GIVEN INSTRUCTION.
Scan the material below for the string "리졸브를", and copy every line where it shows up.

-- begin WORKING DATA --

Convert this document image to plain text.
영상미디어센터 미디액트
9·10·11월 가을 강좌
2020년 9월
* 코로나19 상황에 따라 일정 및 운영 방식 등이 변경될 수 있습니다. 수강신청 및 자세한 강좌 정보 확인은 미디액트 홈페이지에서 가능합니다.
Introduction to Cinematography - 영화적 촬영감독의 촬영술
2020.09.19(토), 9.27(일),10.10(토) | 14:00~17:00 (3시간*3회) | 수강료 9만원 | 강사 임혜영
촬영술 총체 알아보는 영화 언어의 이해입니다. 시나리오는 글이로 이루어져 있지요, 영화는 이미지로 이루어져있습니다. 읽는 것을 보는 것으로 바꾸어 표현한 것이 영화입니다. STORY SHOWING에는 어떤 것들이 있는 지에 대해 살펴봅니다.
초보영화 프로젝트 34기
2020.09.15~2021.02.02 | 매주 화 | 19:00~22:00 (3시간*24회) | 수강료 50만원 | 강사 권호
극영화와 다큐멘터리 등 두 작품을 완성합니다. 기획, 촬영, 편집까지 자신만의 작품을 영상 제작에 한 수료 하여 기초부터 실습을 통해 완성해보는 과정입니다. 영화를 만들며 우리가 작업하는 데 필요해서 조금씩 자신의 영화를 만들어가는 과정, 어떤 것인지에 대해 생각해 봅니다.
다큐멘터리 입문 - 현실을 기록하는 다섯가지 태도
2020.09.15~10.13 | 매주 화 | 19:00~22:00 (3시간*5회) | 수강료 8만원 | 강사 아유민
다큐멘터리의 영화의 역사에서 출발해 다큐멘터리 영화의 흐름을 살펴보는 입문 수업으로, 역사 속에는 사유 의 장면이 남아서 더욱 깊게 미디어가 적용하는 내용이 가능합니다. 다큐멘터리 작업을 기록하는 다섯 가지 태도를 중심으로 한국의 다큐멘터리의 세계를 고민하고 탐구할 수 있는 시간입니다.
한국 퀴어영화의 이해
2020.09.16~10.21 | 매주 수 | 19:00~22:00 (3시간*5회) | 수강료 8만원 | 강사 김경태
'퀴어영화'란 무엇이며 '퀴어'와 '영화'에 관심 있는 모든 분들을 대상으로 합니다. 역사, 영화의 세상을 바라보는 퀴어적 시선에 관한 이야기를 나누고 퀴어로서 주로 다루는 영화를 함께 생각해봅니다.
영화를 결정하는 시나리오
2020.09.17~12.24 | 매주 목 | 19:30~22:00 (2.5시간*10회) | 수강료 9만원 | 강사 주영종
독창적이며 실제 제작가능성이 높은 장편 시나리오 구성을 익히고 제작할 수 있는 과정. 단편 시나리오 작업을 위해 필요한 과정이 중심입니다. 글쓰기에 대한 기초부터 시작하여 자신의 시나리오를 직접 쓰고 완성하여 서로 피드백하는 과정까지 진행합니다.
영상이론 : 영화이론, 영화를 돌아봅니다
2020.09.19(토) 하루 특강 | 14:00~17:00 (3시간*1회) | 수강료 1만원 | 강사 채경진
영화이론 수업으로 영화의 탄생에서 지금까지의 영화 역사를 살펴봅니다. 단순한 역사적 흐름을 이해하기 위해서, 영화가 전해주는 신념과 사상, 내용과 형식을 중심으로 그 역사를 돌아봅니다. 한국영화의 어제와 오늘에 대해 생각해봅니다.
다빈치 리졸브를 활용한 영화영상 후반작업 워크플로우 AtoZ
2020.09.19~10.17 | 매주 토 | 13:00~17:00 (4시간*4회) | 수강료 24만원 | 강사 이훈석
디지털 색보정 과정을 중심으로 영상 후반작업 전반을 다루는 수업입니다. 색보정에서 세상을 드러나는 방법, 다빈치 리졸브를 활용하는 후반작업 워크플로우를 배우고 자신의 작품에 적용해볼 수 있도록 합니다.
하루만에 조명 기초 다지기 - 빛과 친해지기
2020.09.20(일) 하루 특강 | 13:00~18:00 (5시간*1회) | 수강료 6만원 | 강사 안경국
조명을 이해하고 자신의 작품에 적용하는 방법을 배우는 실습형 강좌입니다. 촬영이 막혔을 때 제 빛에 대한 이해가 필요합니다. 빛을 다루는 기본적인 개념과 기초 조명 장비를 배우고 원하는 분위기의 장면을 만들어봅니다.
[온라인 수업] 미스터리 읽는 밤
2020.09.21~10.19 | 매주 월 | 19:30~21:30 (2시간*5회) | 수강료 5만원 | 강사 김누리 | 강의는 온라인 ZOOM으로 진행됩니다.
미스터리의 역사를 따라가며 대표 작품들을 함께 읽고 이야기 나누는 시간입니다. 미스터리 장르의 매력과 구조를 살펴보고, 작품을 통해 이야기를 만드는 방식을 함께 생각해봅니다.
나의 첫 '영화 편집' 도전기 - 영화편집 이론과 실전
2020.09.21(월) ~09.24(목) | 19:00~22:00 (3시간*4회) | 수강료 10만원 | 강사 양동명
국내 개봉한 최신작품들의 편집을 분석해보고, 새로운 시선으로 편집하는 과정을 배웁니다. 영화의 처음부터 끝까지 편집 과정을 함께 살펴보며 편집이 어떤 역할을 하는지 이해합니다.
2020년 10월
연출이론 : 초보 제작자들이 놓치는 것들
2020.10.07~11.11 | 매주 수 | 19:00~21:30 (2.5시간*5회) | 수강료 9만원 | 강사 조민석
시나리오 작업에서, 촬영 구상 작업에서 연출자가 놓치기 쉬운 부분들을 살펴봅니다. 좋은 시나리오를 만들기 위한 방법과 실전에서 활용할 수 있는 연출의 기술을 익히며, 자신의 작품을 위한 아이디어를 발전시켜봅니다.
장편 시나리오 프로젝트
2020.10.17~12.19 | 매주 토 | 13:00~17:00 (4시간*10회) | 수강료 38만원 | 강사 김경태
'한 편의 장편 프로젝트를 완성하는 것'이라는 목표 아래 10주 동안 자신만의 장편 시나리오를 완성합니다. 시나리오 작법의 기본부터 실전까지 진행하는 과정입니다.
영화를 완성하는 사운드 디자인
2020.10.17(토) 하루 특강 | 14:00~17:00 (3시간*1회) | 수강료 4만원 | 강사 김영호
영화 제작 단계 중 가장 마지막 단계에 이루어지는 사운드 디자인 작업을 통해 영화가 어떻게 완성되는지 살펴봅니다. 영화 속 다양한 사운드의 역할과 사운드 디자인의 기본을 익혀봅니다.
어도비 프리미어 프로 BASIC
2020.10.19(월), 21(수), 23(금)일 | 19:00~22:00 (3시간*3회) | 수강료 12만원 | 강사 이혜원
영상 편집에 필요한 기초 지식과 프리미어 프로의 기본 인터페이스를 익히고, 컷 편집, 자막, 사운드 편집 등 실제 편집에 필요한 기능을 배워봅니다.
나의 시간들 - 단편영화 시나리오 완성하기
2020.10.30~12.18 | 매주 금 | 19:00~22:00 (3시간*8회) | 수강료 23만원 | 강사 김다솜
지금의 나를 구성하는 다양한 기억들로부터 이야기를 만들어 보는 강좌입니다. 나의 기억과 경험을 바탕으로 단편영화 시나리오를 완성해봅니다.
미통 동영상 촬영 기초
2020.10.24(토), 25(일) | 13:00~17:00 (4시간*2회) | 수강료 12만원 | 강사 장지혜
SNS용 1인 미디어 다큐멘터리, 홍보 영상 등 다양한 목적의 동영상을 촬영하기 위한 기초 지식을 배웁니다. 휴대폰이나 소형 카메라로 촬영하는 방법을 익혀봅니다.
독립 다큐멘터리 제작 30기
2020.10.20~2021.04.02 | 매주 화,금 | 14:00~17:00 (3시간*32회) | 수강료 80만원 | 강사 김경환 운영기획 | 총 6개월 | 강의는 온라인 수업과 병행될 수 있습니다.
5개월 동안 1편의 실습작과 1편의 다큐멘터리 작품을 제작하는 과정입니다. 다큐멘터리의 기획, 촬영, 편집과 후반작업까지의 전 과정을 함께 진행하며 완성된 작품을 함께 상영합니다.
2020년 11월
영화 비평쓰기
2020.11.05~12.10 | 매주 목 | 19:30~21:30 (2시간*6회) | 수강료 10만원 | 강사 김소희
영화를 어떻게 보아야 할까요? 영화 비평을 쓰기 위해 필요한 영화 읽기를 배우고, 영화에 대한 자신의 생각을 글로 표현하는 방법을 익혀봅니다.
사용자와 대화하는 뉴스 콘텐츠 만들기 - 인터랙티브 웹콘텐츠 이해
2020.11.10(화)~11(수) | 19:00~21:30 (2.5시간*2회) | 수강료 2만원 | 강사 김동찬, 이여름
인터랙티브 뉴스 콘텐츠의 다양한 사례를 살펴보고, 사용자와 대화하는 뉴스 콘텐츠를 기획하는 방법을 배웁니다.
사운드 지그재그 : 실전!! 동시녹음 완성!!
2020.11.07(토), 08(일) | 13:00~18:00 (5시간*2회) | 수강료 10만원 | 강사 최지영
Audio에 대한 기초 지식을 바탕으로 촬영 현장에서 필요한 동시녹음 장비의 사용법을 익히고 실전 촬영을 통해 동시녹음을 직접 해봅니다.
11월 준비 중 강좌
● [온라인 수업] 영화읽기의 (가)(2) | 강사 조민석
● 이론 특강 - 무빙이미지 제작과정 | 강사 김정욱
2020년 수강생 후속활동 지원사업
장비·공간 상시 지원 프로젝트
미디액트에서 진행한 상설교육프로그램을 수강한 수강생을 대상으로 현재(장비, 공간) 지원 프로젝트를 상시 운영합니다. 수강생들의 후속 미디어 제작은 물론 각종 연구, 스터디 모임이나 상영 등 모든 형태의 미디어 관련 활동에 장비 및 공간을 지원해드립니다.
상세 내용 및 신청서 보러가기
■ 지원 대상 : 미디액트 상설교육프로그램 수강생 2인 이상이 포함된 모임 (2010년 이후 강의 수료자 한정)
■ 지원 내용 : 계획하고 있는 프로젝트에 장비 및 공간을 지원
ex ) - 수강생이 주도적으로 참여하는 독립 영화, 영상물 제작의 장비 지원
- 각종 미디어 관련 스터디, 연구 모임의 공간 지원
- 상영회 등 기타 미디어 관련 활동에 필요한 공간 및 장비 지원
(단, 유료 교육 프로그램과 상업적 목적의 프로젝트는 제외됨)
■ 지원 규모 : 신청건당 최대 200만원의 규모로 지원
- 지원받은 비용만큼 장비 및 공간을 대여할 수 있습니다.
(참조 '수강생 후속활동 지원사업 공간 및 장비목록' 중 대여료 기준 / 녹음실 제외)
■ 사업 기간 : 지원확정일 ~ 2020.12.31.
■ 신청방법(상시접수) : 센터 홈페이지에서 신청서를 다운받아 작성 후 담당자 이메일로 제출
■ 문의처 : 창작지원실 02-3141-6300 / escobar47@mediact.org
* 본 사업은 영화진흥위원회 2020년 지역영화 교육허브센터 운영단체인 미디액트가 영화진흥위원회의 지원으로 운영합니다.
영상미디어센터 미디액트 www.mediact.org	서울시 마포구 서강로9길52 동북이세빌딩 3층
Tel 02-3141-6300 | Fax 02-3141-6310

-- end WORKING DATA --

FINISHED TASK.
다빈치 리졸브를 활용한 영화영상 후반작업 워크플로우 AtoZ
디지털 색보정 과정을 중심으로 영상 후반작업 전반을 다루는 수업입니다. 색보정에서 세상을 드러나는 방법, 다빈치 리졸브를 활용하는 후반작업 워크플로우를 배우고 자신의 작품에 적용해볼 수 있도록 합니다.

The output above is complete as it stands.